*Exercise description*. Please give the count of lines holding the string "conduisis" and nothing besides.

*Recorded data*.
-*-

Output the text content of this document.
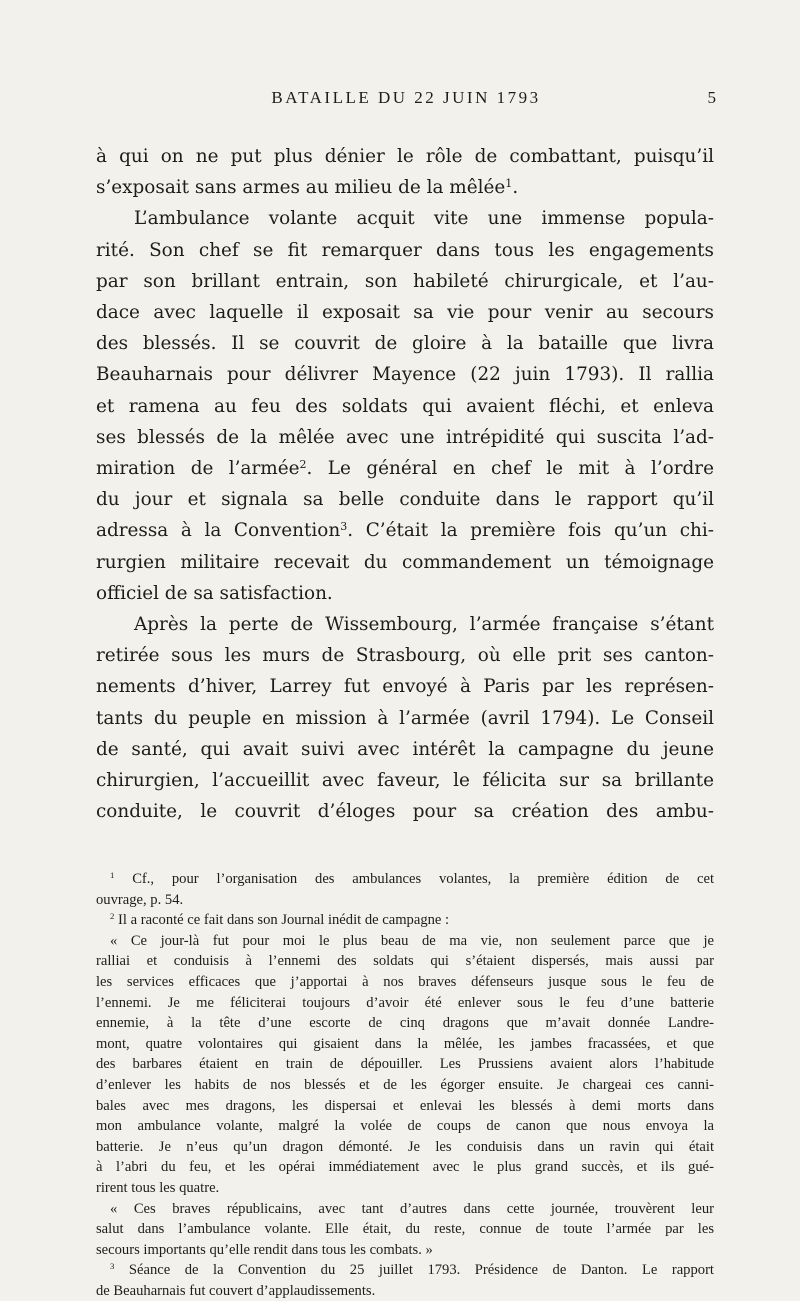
BATAILLE DU 22 JUIN 1793	5
à qui on ne put plus dénier le rôle de combattant, puisqu’il
s’exposait sans armes au milieu de la mêlée$^1$.
L’ambulance volante acquit vite une immense popula-
rité. Son chef se fit remarquer dans tous les engagements
par son brillant entrain, son habileté chirurgicale, et l’au-
dace avec laquelle il exposait sa vie pour venir au secours
des blessés. Il se couvrit de gloire à la bataille que livra
Beauharnais pour délivrer Mayence (22 juin 1793). Il rallia
et ramena au feu des soldats qui avaient fléchi, et enleva
ses blessés de la mêlée avec une intrépidité qui suscita l’ad-
miration de l’armée$^2$. Le général en chef le mit à l’ordre
du jour et signala sa belle conduite dans le rapport qu’il
adressa à la Convention$^3$. C’était la première fois qu’un chi-
rurgien militaire recevait du commandement un témoignage
officiel de sa satisfaction.
Après la perte de Wissembourg, l’armée française s’étant
retirée sous les murs de Strasbourg, où elle prit ses canton-
nements d’hiver, Larrey fut envoyé à Paris par les représen-
tants du peuple en mission à l’armée (avril 1794). Le Conseil
de santé, qui avait suivi avec intérêt la campagne du jeune
chirurgien, l’accueillit avec faveur, le félicita sur sa brillante
conduite, le couvrit d’éloges pour sa création des ambu-
$^1$ Cf., pour l’organisation des ambulances volantes, la première édition de cet
ouvrage, p. 54.
$^2$ Il a raconté ce fait dans son Journal inédit de campagne :
« Ce jour-là fut pour moi le plus beau de ma vie, non seulement parce que je
ralliai et conduisis à l’ennemi des soldats qui s’étaient dispersés, mais aussi par
les services efficaces que j’apportai à nos braves défenseurs jusque sous le feu de
l’ennemi. Je me féliciterai toujours d’avoir été enlever sous le feu d’une batterie
ennemie, à la tête d’une escorte de cinq dragons que m’avait donnée Landre-
mont, quatre volontaires qui gisaient dans la mêlée, les jambes fracassées, et que
des barbares étaient en train de dépouiller. Les Prussiens avaient alors l’habitude
d’enlever les habits de nos blessés et de les égorger ensuite. Je chargeai ces canni-
bales avec mes dragons, les dispersai et enlevai les blessés à demi morts dans
mon ambulance volante, malgré la volée de coups de canon que nous envoya la
batterie. Je n’eus qu’un dragon démonté. Je les conduisis dans un ravin qui était
à l’abri du feu, et les opérai immédiatement avec le plus grand succès, et ils gué-
rirent tous les quatre.
« Ces braves républicains, avec tant d’autres dans cette journée, trouvèrent leur
salut dans l’ambulance volante. Elle était, du reste, connue de toute l’armée par les
secours importants qu’elle rendit dans tous les combats. »
$^3$ Séance de la Convention du 25 juillet 1793. Présidence de Danton. Le rapport
de Beauharnais fut couvert d’applaudissements.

-*-

*Exercise output*. 2